> _Work instructions_
Reproduce the listing in full, exactly as written, but without images.

> _Data for review_
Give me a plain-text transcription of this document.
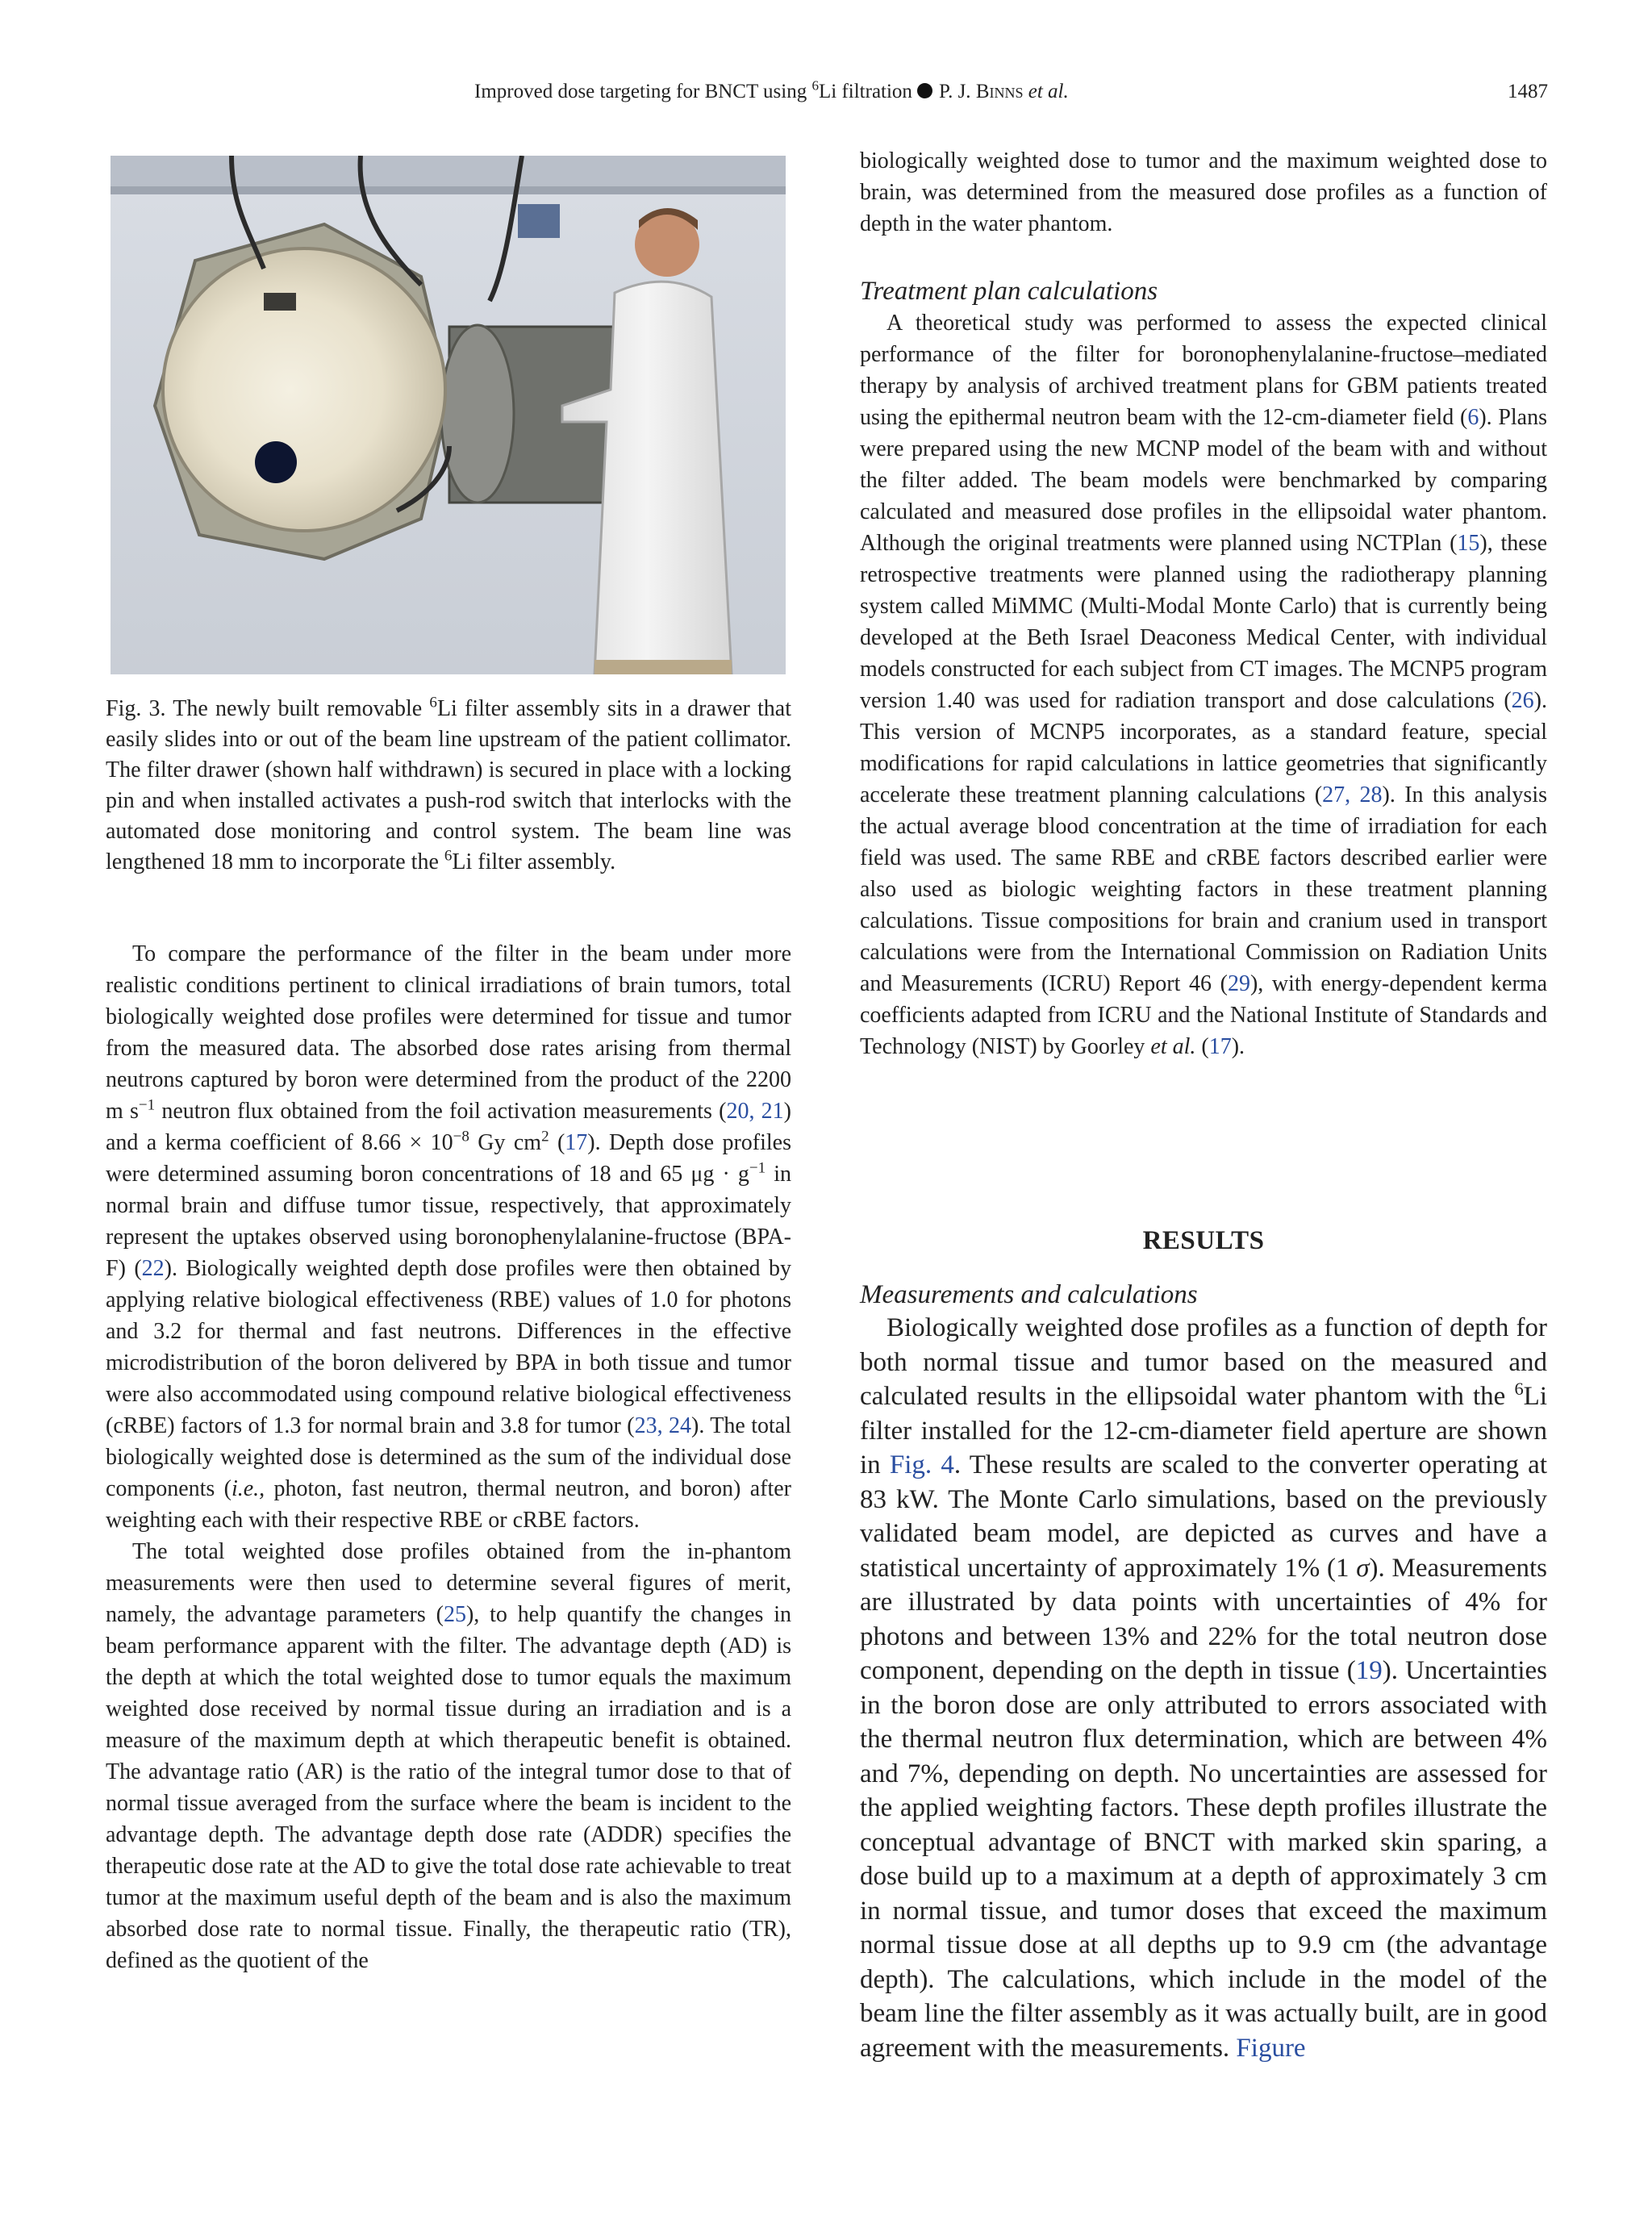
Improved dose targeting for BNCT using $^6$Li filtration P. J. Binns et al.	1487
Fig. 3. The newly built removable $^6$Li filter assembly sits in a drawer that easily slides into or out of the beam line upstream of the patient collimator. The filter drawer (shown half withdrawn) is secured in place with a locking pin and when installed activates a push-rod switch that interlocks with the automated dose monitoring and control system. The beam line was lengthened 18 mm to incorporate the $^6$Li filter assembly.

To compare the performance of the filter in the beam under more realistic conditions pertinent to clinical irradiations of brain tumors, total biologically weighted dose profiles were determined for tissue and tumor from the measured data. The absorbed dose rates arising from thermal neutrons captured by boron were determined from the product of the 2200 m $s^{-1}$ neutron flux obtained from the foil activation measurements (20, 21) and a kerma coefficient of $8.66 \times 10^{-8}$ Gy $cm^2$ (17). Depth dose profiles were determined assuming boron concentrations of 18 and 65 $\mu g \cdot g^{-1}$ in normal brain and diffuse tumor tissue, respectively, that approximately represent the uptakes observed using boronophenylalanine-fructose (BPA-F) (22). Biologically weighted depth dose profiles were then obtained by applying relative biological effectiveness (RBE) values of 1.0 for photons and 3.2 for thermal and fast neutrons. Differences in the effective microdistribution of the boron delivered by BPA in both tissue and tumor were also accommodated using compound relative biological effectiveness (cRBE) factors of 1.3 for normal brain and 3.8 for tumor (23, 24). The total biologically weighted dose is determined as the sum of the individual dose components (i.e., photon, fast neutron, thermal neutron, and boron) after weighting each with their respective RBE or cRBE factors.

The total weighted dose profiles obtained from the in-phantom measurements were then used to determine several figures of merit, namely, the advantage parameters (25), to help quantify the changes in beam performance apparent with the filter. The advantage depth (AD) is the depth at which the total weighted dose to tumor equals the maximum weighted dose received by normal tissue during an irradiation and is a measure of the maximum depth at which therapeutic benefit is obtained. The advantage ratio (AR) is the ratio of the integral tumor dose to that of normal tissue averaged from the surface where the beam is incident to the advantage depth. The advantage depth dose rate (ADDR) specifies the therapeutic dose rate at the AD to give the total dose rate achievable to treat tumor at the maximum useful depth of the beam and is also the maximum absorbed dose rate to normal tissue. Finally, the therapeutic ratio (TR), defined as the quotient of the

biologically weighted dose to tumor and the maximum weighted dose to brain, was determined from the measured dose profiles as a function of depth in the water phantom.

Treatment plan calculations

A theoretical study was performed to assess the expected clinical performance of the filter for boronophenylalanine-fructose–mediated therapy by analysis of archived treatment plans for GBM patients treated using the epithermal neutron beam with the 12-cm-diameter field (6). Plans were prepared using the new MCNP model of the beam with and without the filter added. The beam models were benchmarked by comparing calculated and measured dose profiles in the ellipsoidal water phantom. Although the original treatments were planned using NCTPlan (15), these retrospective treatments were planned using the radiotherapy planning system called MiMMC (Multi-Modal Monte Carlo) that is currently being developed at the Beth Israel Deaconess Medical Center, with individual models constructed for each subject from CT images. The MCNP5 program version 1.40 was used for radiation transport and dose calculations (26). This version of MCNP5 incorporates, as a standard feature, special modifications for rapid calculations in lattice geometries that significantly accelerate these treatment planning calculations (27, 28). In this analysis the actual average blood concentration at the time of irradiation for each field was used. The same RBE and cRBE factors described earlier were also used as biologic weighting factors in these treatment planning calculations. Tissue compositions for brain and cranium used in transport calculations were from the International Commission on Radiation Units and Measurements (ICRU) Report 46 (29), with energy-dependent kerma coefficients adapted from ICRU and the National Institute of Standards and Technology (NIST) by Goorley et al. (17).

RESULTS

Measurements and calculations

Biologically weighted dose profiles as a function of depth for both normal tissue and tumor based on the measured and calculated results in the ellipsoidal water phantom with the $^6$Li filter installed for the 12-cm-diameter field aperture are shown in Fig. 4. These results are scaled to the converter operating at 83 kW. The Monte Carlo simulations, based on the previously validated beam model, are depicted as curves and have a statistical uncertainty of approximately 1% (1 σ). Measurements are illustrated by data points with uncertainties of 4% for photons and between 13% and 22% for the total neutron dose component, depending on the depth in tissue (19). Uncertainties in the boron dose are only attributed to errors associated with the thermal neutron flux determination, which are between 4% and 7%, depending on depth. No uncertainties are assessed for the applied weighting factors. These depth profiles illustrate the conceptual advantage of BNCT with marked skin sparing, a dose build up to a maximum at a depth of approximately 3 cm in normal tissue, and tumor doses that exceed the maximum normal tissue dose at all depths up to 9.9 cm (the advantage depth). The calculations, which include in the model of the beam line the filter assembly as it was actually built, are in good agreement with the measurements. Figure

> _Exercise response_
Give me a plain-text transcription of this document.
Improved dose targeting for BNCT using $^6$Li filtration P. J. Binns et al.	1487
Fig. 3. The newly built removable $^6$Li filter assembly sits in a drawer that easily slides into or out of the beam line upstream of the patient collimator. The filter drawer (shown half withdrawn) is secured in place with a locking pin and when installed activates a push-rod switch that interlocks with the automated dose monitoring and control system. The beam line was lengthened 18 mm to incorporate the $^6$Li filter assembly.

To compare the performance of the filter in the beam under more realistic conditions pertinent to clinical irradiations of brain tumors, total biologically weighted dose profiles were determined for tissue and tumor from the measured data. The absorbed dose rates arising from thermal neutrons captured by boron were determined from the product of the 2200 m $s^{-1}$ neutron flux obtained from the foil activation measurements (20, 21) and a kerma coefficient of $8.66 \times 10^{-8}$ Gy $cm^2$ (17). Depth dose profiles were determined assuming boron concentrations of 18 and 65 $\mu g \cdot g^{-1}$ in normal brain and diffuse tumor tissue, respectively, that approximately represent the uptakes observed using boronophenylalanine-fructose (BPA-F) (22). Biologically weighted depth dose profiles were then obtained by applying relative biological effectiveness (RBE) values of 1.0 for photons and 3.2 for thermal and fast neutrons. Differences in the effective microdistribution of the boron delivered by BPA in both tissue and tumor were also accommodated using compound relative biological effectiveness (cRBE) factors of 1.3 for normal brain and 3.8 for tumor (23, 24). The total biologically weighted dose is determined as the sum of the individual dose components (i.e., photon, fast neutron, thermal neutron, and boron) after weighting each with their respective RBE or cRBE factors.

The total weighted dose profiles obtained from the in-phantom measurements were then used to determine several figures of merit, namely, the advantage parameters (25), to help quantify the changes in beam performance apparent with the filter. The advantage depth (AD) is the depth at which the total weighted dose to tumor equals the maximum weighted dose received by normal tissue during an irradiation and is a measure of the maximum depth at which therapeutic benefit is obtained. The advantage ratio (AR) is the ratio of the integral tumor dose to that of normal tissue averaged from the surface where the beam is incident to the advantage depth. The advantage depth dose rate (ADDR) specifies the therapeutic dose rate at the AD to give the total dose rate achievable to treat tumor at the maximum useful depth of the beam and is also the maximum absorbed dose rate to normal tissue. Finally, the therapeutic ratio (TR), defined as the quotient of the

biologically weighted dose to tumor and the maximum weighted dose to brain, was determined from the measured dose profiles as a function of depth in the water phantom.

Treatment plan calculations

A theoretical study was performed to assess the expected clinical performance of the filter for boronophenylalanine-fructose–mediated therapy by analysis of archived treatment plans for GBM patients treated using the epithermal neutron beam with the 12-cm-diameter field (6). Plans were prepared using the new MCNP model of the beam with and without the filter added. The beam models were benchmarked by comparing calculated and measured dose profiles in the ellipsoidal water phantom. Although the original treatments were planned using NCTPlan (15), these retrospective treatments were planned using the radiotherapy planning system called MiMMC (Multi-Modal Monte Carlo) that is currently being developed at the Beth Israel Deaconess Medical Center, with individual models constructed for each subject from CT images. The MCNP5 program version 1.40 was used for radiation transport and dose calculations (26). This version of MCNP5 incorporates, as a standard feature, special modifications for rapid calculations in lattice geometries that significantly accelerate these treatment planning calculations (27, 28). In this analysis the actual average blood concentration at the time of irradiation for each field was used. The same RBE and cRBE factors described earlier were also used as biologic weighting factors in these treatment planning calculations. Tissue compositions for brain and cranium used in transport calculations were from the International Commission on Radiation Units and Measurements (ICRU) Report 46 (29), with energy-dependent kerma coefficients adapted from ICRU and the National Institute of Standards and Technology (NIST) by Goorley et al. (17).

RESULTS

Measurements and calculations

Biologically weighted dose profiles as a function of depth for both normal tissue and tumor based on the measured and calculated results in the ellipsoidal water phantom with the $^6$Li filter installed for the 12-cm-diameter field aperture are shown in Fig. 4. These results are scaled to the converter operating at 83 kW. The Monte Carlo simulations, based on the previously validated beam model, are depicted as curves and have a statistical uncertainty of approximately 1% (1 σ). Measurements are illustrated by data points with uncertainties of 4% for photons and between 13% and 22% for the total neutron dose component, depending on the depth in tissue (19). Uncertainties in the boron dose are only attributed to errors associated with the thermal neutron flux determination, which are between 4% and 7%, depending on depth. No uncertainties are assessed for the applied weighting factors. These depth profiles illustrate the conceptual advantage of BNCT with marked skin sparing, a dose build up to a maximum at a depth of approximately 3 cm in normal tissue, and tumor doses that exceed the maximum normal tissue dose at all depths up to 9.9 cm (the advantage depth). The calculations, which include in the model of the beam line the filter assembly as it was actually built, are in good agreement with the measurements. Figure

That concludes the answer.